Requirement: Gather every line of the entries that includes the word "Performance".

Task data:
- - - - - - -
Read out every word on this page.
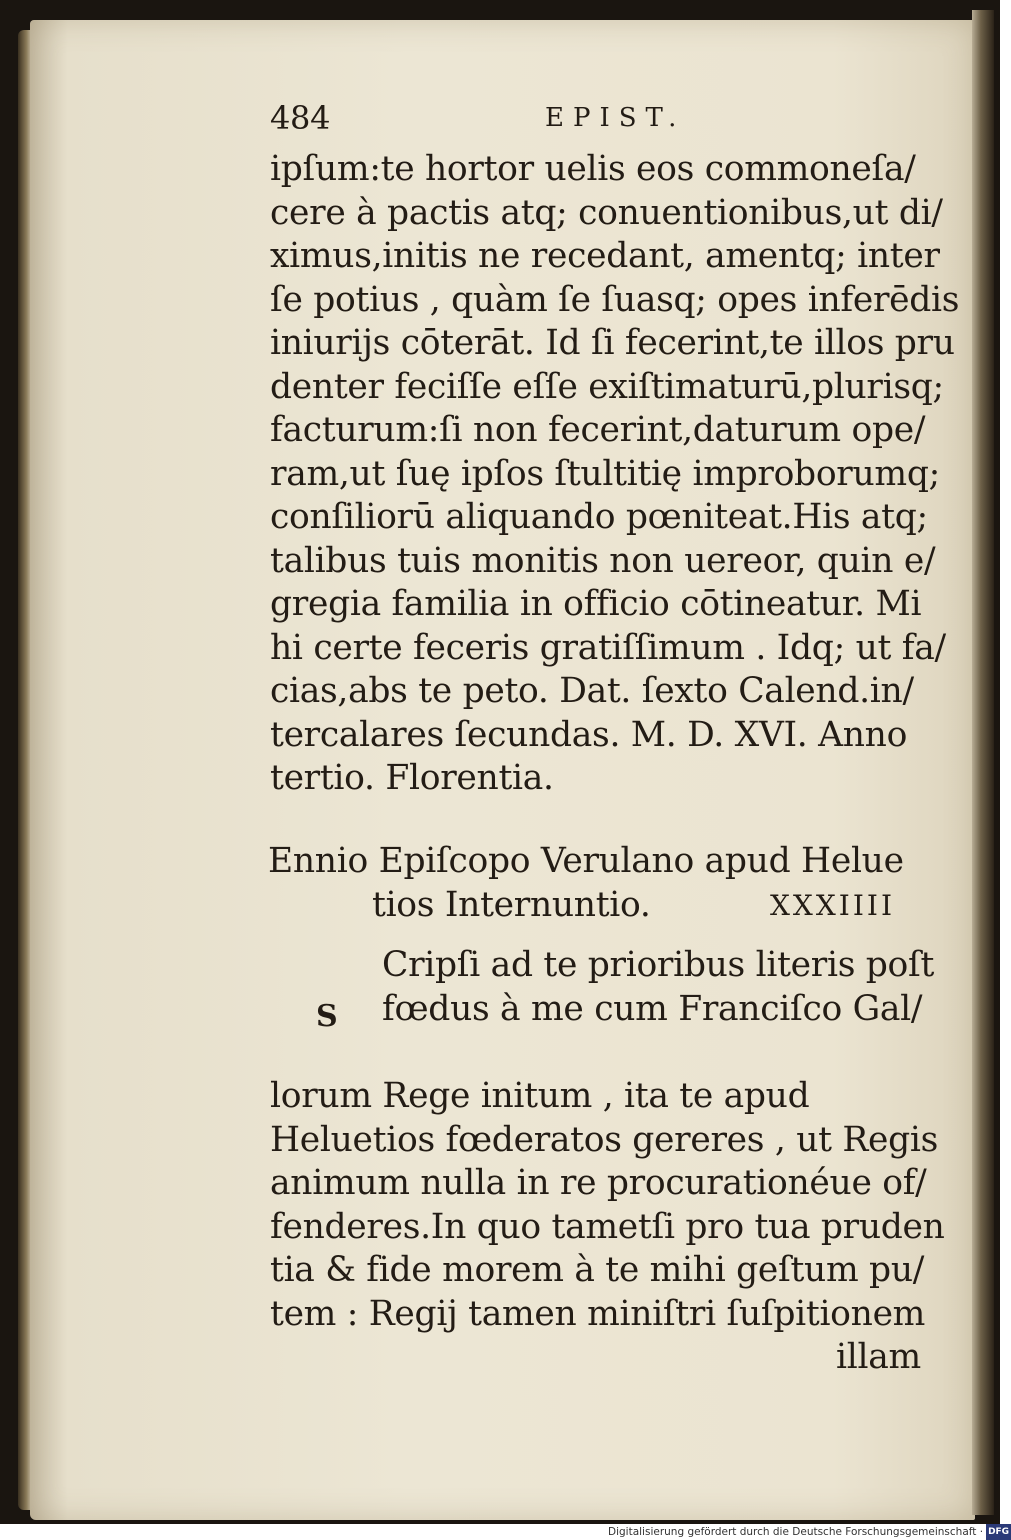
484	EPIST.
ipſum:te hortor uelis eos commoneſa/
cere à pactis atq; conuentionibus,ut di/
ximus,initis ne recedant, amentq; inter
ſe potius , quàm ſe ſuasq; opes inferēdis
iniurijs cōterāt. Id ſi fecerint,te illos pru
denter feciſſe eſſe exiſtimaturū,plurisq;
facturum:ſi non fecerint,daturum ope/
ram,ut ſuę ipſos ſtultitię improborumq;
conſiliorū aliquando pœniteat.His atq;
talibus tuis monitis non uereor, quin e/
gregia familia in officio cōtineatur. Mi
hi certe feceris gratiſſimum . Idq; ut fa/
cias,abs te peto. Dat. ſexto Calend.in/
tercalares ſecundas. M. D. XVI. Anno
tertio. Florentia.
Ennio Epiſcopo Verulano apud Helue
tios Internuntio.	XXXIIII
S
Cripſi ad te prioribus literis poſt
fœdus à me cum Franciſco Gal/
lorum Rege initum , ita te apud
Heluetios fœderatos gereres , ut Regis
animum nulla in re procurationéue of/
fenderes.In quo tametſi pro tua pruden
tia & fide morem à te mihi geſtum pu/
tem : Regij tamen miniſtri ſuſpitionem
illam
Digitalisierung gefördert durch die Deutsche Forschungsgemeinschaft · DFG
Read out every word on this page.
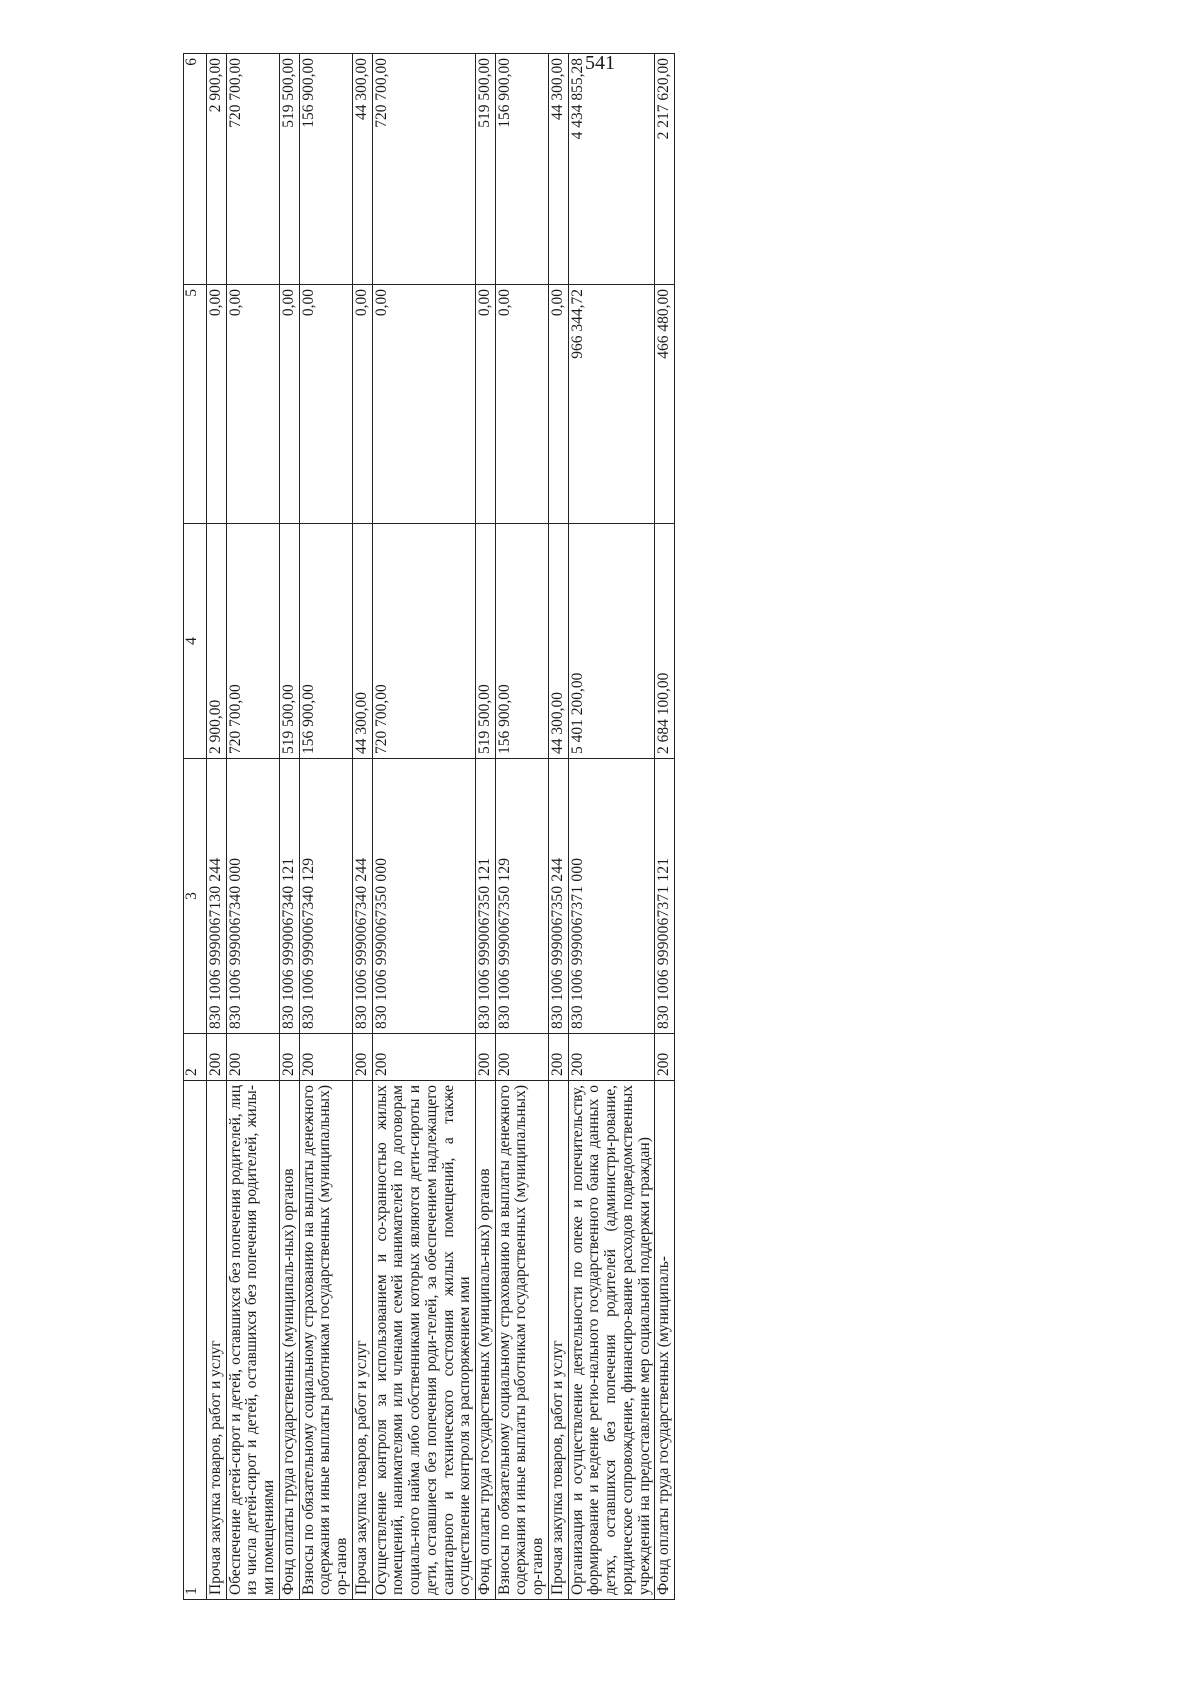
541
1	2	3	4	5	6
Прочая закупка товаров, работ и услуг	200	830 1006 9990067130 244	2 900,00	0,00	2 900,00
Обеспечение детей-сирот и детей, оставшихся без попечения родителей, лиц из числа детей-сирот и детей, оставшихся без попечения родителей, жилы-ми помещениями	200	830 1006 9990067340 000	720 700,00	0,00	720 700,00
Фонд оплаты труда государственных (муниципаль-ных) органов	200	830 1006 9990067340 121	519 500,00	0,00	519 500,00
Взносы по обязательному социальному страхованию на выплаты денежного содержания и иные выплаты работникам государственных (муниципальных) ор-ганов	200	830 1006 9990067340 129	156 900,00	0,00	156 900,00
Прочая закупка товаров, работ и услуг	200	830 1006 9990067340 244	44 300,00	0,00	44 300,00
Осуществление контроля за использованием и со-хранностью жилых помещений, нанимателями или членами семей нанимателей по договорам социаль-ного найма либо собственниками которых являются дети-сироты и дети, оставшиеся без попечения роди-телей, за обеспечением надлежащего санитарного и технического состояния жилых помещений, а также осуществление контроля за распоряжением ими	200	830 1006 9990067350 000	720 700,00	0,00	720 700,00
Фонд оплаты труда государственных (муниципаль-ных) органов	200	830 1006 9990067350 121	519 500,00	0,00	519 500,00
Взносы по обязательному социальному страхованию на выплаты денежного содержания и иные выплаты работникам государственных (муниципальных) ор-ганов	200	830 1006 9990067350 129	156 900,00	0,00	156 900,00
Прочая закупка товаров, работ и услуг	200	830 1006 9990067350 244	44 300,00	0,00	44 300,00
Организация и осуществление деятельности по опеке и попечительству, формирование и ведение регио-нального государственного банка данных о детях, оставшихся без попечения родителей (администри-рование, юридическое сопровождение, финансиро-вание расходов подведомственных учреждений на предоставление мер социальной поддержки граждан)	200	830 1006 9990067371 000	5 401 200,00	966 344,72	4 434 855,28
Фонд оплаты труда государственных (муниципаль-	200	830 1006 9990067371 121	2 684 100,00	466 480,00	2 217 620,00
- - - - - - -
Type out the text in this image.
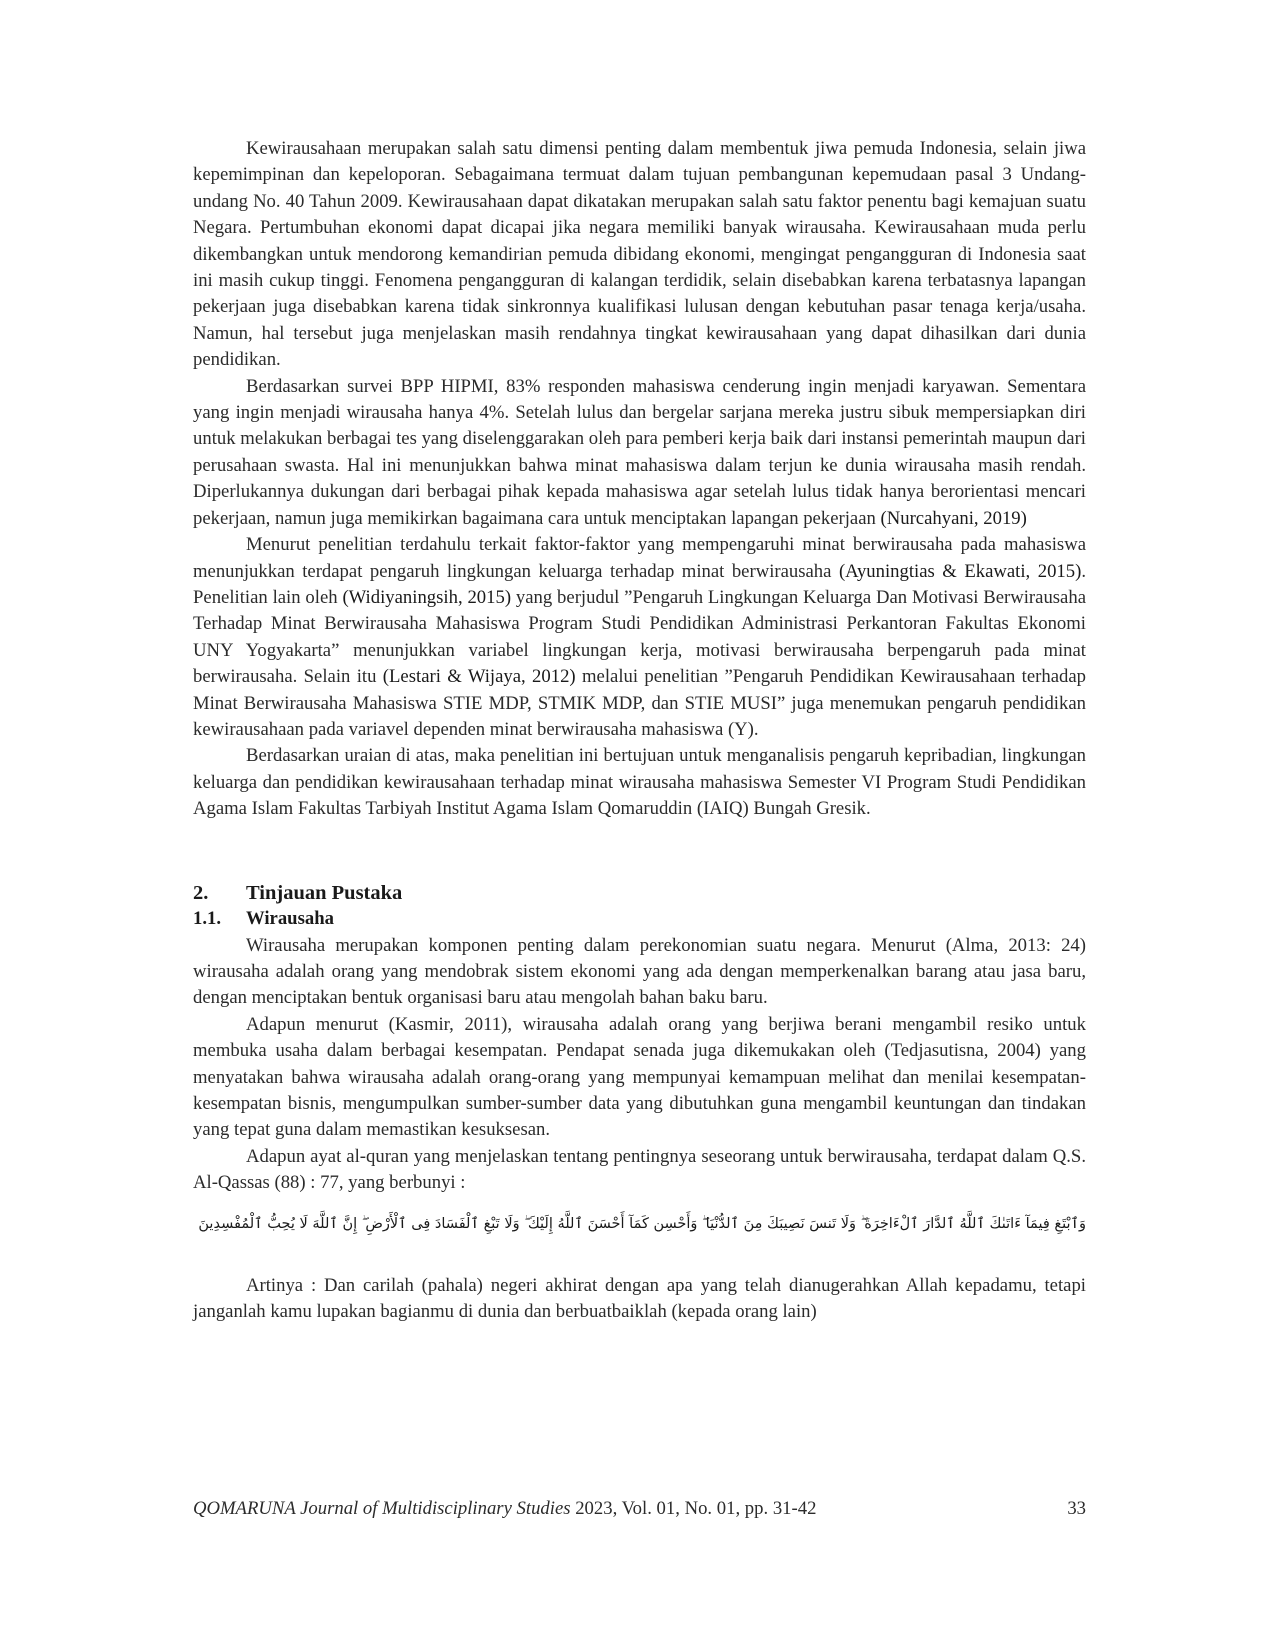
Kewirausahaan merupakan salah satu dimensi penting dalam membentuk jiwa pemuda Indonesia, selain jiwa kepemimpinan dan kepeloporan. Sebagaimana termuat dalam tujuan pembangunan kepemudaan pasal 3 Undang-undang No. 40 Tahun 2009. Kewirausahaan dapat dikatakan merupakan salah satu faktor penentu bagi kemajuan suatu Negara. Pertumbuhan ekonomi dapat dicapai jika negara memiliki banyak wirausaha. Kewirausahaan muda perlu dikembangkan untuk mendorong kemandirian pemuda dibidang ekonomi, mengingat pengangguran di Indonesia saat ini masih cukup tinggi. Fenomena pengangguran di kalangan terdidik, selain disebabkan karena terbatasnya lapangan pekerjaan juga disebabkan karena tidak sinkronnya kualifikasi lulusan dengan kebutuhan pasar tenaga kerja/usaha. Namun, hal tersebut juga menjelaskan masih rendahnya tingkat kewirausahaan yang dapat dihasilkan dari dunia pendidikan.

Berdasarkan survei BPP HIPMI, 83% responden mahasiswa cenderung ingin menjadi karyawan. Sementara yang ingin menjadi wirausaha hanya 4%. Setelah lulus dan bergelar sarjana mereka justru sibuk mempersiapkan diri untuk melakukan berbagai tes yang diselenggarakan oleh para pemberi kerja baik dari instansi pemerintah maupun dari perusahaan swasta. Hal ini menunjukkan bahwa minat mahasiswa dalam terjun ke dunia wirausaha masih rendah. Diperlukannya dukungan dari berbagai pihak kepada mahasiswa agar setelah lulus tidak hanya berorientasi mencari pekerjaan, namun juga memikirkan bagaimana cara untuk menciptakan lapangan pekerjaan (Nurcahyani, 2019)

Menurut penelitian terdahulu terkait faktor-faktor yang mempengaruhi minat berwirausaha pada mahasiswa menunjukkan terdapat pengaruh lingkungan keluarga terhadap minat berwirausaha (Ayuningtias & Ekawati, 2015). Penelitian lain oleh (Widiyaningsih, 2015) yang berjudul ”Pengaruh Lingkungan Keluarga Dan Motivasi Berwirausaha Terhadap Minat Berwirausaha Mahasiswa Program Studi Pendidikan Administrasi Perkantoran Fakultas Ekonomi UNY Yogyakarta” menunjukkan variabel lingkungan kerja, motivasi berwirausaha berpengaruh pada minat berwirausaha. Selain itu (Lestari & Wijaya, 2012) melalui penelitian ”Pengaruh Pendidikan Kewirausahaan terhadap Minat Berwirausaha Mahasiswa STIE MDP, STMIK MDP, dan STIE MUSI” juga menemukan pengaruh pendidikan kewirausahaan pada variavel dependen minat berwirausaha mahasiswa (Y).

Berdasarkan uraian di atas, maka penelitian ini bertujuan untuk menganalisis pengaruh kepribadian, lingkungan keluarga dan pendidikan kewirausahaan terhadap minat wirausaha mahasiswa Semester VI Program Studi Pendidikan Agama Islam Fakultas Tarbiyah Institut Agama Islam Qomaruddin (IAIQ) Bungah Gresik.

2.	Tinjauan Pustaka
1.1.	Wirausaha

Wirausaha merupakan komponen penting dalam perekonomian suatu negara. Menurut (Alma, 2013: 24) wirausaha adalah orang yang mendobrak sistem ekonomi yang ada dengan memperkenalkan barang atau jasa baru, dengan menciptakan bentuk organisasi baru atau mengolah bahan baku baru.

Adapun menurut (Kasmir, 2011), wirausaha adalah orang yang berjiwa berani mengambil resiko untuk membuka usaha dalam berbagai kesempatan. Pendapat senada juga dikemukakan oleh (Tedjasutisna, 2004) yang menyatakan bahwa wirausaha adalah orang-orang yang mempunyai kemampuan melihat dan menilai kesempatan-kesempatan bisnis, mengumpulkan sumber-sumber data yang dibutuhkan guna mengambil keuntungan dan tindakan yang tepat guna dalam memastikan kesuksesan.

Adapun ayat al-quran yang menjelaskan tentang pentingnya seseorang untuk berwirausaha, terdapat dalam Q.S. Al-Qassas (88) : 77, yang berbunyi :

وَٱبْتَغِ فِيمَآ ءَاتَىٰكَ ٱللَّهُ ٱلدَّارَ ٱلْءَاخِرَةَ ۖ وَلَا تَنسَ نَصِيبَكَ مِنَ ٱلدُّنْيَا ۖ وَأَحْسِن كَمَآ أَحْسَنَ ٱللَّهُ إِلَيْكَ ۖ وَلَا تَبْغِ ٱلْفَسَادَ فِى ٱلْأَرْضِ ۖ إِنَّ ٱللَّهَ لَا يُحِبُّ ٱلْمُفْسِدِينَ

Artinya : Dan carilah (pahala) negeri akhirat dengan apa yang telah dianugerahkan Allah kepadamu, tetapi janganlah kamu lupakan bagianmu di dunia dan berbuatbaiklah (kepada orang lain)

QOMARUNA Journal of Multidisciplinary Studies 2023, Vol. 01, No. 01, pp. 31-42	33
- - - - - - -
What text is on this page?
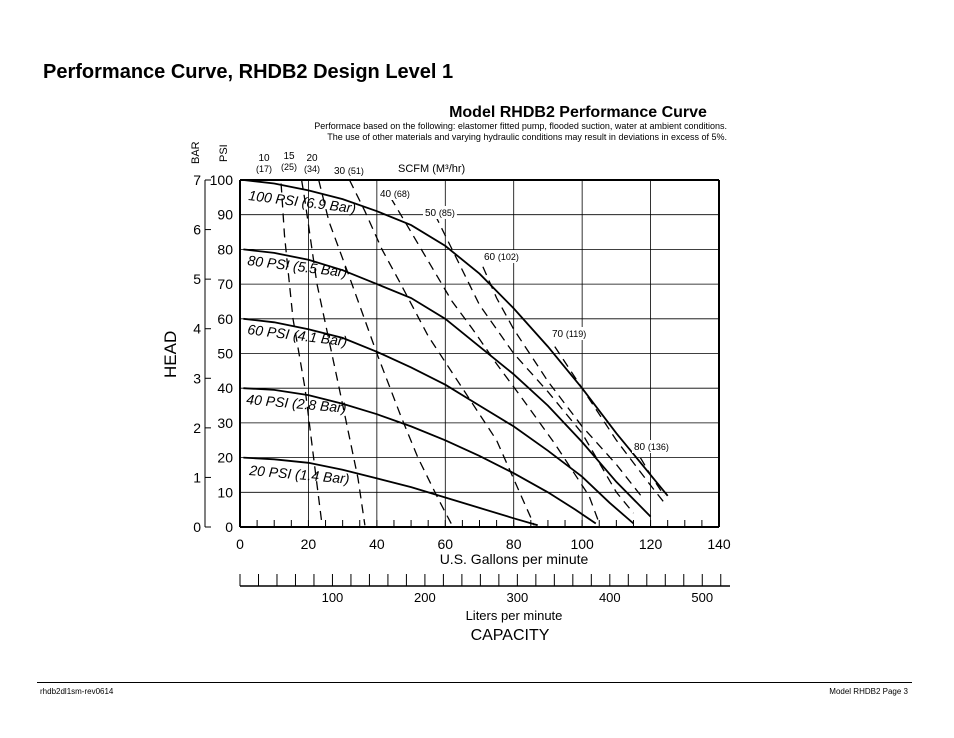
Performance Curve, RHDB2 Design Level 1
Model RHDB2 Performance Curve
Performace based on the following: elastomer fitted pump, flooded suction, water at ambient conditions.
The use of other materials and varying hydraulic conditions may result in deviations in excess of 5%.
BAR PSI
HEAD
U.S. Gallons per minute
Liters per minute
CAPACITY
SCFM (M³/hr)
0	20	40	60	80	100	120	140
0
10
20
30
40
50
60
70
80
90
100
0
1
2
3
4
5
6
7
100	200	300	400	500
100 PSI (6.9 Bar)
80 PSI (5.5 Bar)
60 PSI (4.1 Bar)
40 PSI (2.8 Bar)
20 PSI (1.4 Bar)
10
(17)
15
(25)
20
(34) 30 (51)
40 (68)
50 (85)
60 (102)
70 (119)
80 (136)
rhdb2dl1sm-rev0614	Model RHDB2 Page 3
- - - - - - -
Output:
Performance Curve, RHDB2 Design Level 1
Model RHDB2 Performance Curve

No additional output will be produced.